## Problem to work on:
Below is a listing; reproduce each line of it exactly.

======== Given records

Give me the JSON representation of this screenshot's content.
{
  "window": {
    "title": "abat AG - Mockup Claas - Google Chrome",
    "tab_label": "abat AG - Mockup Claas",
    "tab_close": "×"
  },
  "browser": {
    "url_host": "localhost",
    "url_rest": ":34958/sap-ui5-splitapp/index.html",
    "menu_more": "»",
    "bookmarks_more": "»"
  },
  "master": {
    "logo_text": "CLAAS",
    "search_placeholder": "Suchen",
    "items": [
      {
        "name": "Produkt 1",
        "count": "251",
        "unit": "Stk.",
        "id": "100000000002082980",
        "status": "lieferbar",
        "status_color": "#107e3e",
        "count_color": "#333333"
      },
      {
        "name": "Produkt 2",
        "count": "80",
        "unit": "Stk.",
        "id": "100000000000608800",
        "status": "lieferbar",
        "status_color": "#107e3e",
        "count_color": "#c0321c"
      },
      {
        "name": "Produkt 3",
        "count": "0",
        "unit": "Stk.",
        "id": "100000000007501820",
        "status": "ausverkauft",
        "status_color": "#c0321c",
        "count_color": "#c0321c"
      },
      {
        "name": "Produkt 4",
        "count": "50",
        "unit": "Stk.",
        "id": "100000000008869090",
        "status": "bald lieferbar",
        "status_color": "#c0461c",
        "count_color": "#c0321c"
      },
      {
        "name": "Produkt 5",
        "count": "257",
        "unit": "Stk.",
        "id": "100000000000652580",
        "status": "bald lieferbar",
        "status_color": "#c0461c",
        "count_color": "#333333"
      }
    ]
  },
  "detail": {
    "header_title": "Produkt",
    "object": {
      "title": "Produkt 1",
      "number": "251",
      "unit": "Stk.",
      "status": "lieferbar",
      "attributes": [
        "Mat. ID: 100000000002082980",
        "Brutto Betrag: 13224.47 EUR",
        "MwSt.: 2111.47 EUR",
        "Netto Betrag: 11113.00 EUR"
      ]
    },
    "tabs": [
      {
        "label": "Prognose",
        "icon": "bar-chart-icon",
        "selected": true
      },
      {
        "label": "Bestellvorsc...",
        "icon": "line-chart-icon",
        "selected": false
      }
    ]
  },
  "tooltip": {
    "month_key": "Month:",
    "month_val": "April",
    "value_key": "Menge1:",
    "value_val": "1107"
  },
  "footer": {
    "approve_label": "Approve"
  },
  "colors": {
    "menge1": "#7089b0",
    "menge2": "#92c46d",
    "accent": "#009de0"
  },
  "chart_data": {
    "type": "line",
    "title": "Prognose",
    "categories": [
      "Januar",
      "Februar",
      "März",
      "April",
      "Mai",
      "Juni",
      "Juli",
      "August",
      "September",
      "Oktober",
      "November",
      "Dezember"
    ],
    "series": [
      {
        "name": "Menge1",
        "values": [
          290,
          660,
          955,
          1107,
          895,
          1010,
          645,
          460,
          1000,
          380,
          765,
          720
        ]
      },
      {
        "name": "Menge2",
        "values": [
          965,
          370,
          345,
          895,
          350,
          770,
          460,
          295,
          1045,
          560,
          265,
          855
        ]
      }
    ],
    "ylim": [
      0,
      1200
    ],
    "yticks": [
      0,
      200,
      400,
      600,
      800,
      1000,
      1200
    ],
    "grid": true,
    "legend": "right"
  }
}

================

## Written response:
Give me the JSON representation of this screenshot's content.
{
  "window": {
    "title": "abat AG - Mockup Claas - Google Chrome",
    "tab_label": "abat AG - Mockup Claas",
    "tab_close": "×"
  },
  "browser": {
    "url_host": "localhost",
    "url_rest": ":34958/sap-ui5-splitapp/index.html",
    "menu_more": "»",
    "bookmarks_more": "»"
  },
  "master": {
    "logo_text": "CLAAS",
    "search_placeholder": "Suchen",
    "items": [
      {
        "name": "Produkt 1",
        "count": "251",
        "unit": "Stk.",
        "id": "100000000002082980",
        "status": "lieferbar",
        "status_color": "#107e3e",
        "count_color": "#333333"
      },
      {
        "name": "Produkt 2",
        "count": "80",
        "unit": "Stk.",
        "id": "100000000000608800",
        "status": "lieferbar",
        "status_color": "#107e3e",
        "count_color": "#c0321c"
      },
      {
        "name": "Produkt 3",
        "count": "0",
        "unit": "Stk.",
        "id": "100000000007501820",
        "status": "ausverkauft",
        "status_color": "#c0321c",
        "count_color": "#c0321c"
      },
      {
        "name": "Produkt 4",
        "count": "50",
        "unit": "Stk.",
        "id": "100000000008869090",
        "status": "bald lieferbar",
        "status_color": "#c0461c",
        "count_color": "#c0321c"
      },
      {
        "name": "Produkt 5",
        "count": "257",
        "unit": "Stk.",
        "id": "100000000000652580",
        "status": "bald lieferbar",
        "status_color": "#c0461c",
        "count_color": "#333333"
      }
    ]
  },
  "detail": {
    "header_title": "Produkt",
    "object": {
      "title": "Produkt 1",
      "number": "251",
      "unit": "Stk.",
      "status": "lieferbar",
      "attributes": [
        "Mat. ID: 100000000002082980",
        "Brutto Betrag: 13224.47 EUR",
        "MwSt.: 2111.47 EUR",
        "Netto Betrag: 11113.00 EUR"
      ]
    },
    "tabs": [
      {
        "label": "Prognose",
        "icon": "bar-chart-icon",
        "selected": true
      },
      {
        "label": "Bestellvorsc...",
        "icon": "line-chart-icon",
        "selected": false
      }
    ]
  },
  "tooltip": {
    "month_key": "Month:",
    "month_val": "April",
    "value_key": "Menge1:",
    "value_val": "1107"
  },
  "footer": {
    "approve_label": "Approve"
  },
  "colors": {
    "menge1": "#7089b0",
    "menge2": "#92c46d",
    "accent": "#009de0"
  },
  "chart_data": {
    "type": "line",
    "title": "Prognose",
    "categories": [
      "Januar",
      "Februar",
      "März",
      "April",
      "Mai",
      "Juni",
      "Juli",
      "August",
      "September",
      "Oktober",
      "November",
      "Dezember"
    ],
    "series": [
      {
        "name": "Menge1",
        "values": [
          290,
          660,
          955,
          1107,
          895,
          1010,
          645,
          460,
          1000,
          380,
          765,
          720
        ]
      },
      {
        "name": "Menge2",
        "values": [
          965,
          370,
          345,
          895,
          350,
          770,
          460,
          295,
          1045,
          560,
          265,
          855
        ]
      }
    ],
    "ylim": [
      0,
      1200
    ],
    "yticks": [
      0,
      200,
      400,
      600,
      800,
      1000,
      1200
    ],
    "grid": true,
    "legend": "right"
  }
}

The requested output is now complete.